→ **DO THIS**
Extract all of the entries and set them down verbatim.

→ **EXERCISE INPUTS**
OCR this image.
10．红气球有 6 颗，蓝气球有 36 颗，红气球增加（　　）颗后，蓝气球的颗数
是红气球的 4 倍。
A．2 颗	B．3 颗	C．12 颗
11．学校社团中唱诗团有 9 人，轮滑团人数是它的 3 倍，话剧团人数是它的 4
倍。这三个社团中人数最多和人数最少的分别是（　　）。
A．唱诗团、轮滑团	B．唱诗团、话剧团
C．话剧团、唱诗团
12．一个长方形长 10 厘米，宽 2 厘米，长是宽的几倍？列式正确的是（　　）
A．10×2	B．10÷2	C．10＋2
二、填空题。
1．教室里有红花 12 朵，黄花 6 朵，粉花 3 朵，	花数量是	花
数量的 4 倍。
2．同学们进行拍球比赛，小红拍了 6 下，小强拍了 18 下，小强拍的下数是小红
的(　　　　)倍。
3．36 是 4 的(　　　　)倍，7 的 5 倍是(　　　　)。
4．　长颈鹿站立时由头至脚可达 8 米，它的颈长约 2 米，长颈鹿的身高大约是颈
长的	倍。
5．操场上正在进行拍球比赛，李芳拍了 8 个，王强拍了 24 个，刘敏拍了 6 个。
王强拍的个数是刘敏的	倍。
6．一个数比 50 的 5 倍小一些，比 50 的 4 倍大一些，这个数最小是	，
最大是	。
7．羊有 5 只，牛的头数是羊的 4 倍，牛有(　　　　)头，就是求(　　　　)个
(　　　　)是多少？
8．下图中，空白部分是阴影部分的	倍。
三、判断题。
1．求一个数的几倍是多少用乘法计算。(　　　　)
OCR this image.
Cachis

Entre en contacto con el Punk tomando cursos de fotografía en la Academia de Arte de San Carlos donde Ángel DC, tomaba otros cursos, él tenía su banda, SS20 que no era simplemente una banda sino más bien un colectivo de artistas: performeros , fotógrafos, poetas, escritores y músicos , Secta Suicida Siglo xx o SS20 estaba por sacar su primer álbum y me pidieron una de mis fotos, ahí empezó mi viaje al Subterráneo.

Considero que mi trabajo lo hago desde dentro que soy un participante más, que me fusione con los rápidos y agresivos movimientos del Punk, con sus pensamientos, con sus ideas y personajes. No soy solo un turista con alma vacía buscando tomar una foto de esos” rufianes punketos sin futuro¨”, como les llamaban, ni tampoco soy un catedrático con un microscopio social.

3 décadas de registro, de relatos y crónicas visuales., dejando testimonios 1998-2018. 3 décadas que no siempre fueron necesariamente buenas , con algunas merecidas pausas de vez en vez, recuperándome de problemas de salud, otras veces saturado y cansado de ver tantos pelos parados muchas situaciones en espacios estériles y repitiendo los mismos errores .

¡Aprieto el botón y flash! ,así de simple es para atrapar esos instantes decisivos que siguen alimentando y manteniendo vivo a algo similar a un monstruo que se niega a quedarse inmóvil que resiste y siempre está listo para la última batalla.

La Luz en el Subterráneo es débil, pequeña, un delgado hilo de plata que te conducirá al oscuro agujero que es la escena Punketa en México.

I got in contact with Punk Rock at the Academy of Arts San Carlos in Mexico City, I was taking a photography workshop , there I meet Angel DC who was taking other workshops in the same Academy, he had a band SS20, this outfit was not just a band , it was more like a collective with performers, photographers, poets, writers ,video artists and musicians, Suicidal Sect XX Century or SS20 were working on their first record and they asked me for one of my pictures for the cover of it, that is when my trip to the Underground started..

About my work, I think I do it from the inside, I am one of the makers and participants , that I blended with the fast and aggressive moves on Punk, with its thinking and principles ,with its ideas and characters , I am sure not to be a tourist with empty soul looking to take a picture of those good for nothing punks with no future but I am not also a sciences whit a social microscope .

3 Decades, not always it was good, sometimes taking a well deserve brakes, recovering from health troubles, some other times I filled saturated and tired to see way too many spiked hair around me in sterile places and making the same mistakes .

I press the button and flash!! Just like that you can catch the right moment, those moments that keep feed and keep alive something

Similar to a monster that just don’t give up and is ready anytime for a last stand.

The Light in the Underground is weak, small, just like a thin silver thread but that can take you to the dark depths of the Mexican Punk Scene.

→ **TASK RESULT**
OCR this image.
10．红气球有 6 颗，蓝气球有 36 颗，红气球增加（　　）颗后，蓝气球的颗数
是红气球的 4 倍。
A．2 颗	B．3 颗	C．12 颗
11．学校社团中唱诗团有 9 人，轮滑团人数是它的 3 倍，话剧团人数是它的 4
倍。这三个社团中人数最多和人数最少的分别是（　　）。
A．唱诗团、轮滑团	B．唱诗团、话剧团
C．话剧团、唱诗团
12．一个长方形长 10 厘米，宽 2 厘米，长是宽的几倍？列式正确的是（　　）
A．10×2	B．10÷2	C．10＋2
二、填空题。
1．教室里有红花 12 朵，黄花 6 朵，粉花 3 朵，	花数量是	花
数量的 4 倍。
2．同学们进行拍球比赛，小红拍了 6 下，小强拍了 18 下，小强拍的下数是小红
的(　　　　)倍。
3．36 是 4 的(　　　　)倍，7 的 5 倍是(　　　　)。
4．　长颈鹿站立时由头至脚可达 8 米，它的颈长约 2 米，长颈鹿的身高大约是颈
长的	倍。
5．操场上正在进行拍球比赛，李芳拍了 8 个，王强拍了 24 个，刘敏拍了 6 个。
王强拍的个数是刘敏的	倍。
6．一个数比 50 的 5 倍小一些，比 50 的 4 倍大一些，这个数最小是	，
最大是	。
7．羊有 5 只，牛的头数是羊的 4 倍，牛有(　　　　)头，就是求(　　　　)个
(　　　　)是多少？
8．下图中，空白部分是阴影部分的	倍。
三、判断题。
1．求一个数的几倍是多少用乘法计算。(　　　　)
OCR this image.
Cachis

Entre en contacto con el Punk tomando cursos de fotografía en la Academia de Arte de San Carlos donde Ángel DC, tomaba otros cursos, él tenía su banda, SS20 que no era simplemente una banda sino más bien un colectivo de artistas: performeros , fotógrafos, poetas, escritores y músicos , Secta Suicida Siglo xx o SS20 estaba por sacar su primer álbum y me pidieron una de mis fotos, ahí empezó mi viaje al Subterráneo.

Considero que mi trabajo lo hago desde dentro que soy un participante más, que me fusione con los rápidos y agresivos movimientos del Punk, con sus pensamientos, con sus ideas y personajes. No soy solo un turista con alma vacía buscando tomar una foto de esos” rufianes punketos sin futuro¨”, como les llamaban, ni tampoco soy un catedrático con un microscopio social.

3 décadas de registro, de relatos y crónicas visuales., dejando testimonios 1998-2018. 3 décadas que no siempre fueron necesariamente buenas , con algunas merecidas pausas de vez en vez, recuperándome de problemas de salud, otras veces saturado y cansado de ver tantos pelos parados muchas situaciones en espacios estériles y repitiendo los mismos errores .

¡Aprieto el botón y flash! ,así de simple es para atrapar esos instantes decisivos que siguen alimentando y manteniendo vivo a algo similar a un monstruo que se niega a quedarse inmóvil que resiste y siempre está listo para la última batalla.

La Luz en el Subterráneo es débil, pequeña, un delgado hilo de plata que te conducirá al oscuro agujero que es la escena Punketa en México.

I got in contact with Punk Rock at the Academy of Arts San Carlos in Mexico City, I was taking a photography workshop , there I meet Angel DC who was taking other workshops in the same Academy, he had a band SS20, this outfit was not just a band , it was more like a collective with performers, photographers, poets, writers ,video artists and musicians, Suicidal Sect XX Century or SS20 were working on their first record and they asked me for one of my pictures for the cover of it, that is when my trip to the Underground started..

About my work, I think I do it from the inside, I am one of the makers and participants , that I blended with the fast and aggressive moves on Punk, with its thinking and principles ,with its ideas and characters , I am sure not to be a tourist with empty soul looking to take a picture of those good for nothing punks with no future but I am not also a sciences whit a social microscope .

3 Decades, not always it was good, sometimes taking a well deserve brakes, recovering from health troubles, some other times I filled saturated and tired to see way too many spiked hair around me in sterile places and making the same mistakes .

I press the button and flash!! Just like that you can catch the right moment, those moments that keep feed and keep alive something

Similar to a monster that just don’t give up and is ready anytime for a last stand.

The Light in the Underground is weak, small, just like a thin silver thread but that can take you to the dark depths of the Mexican Punk Scene.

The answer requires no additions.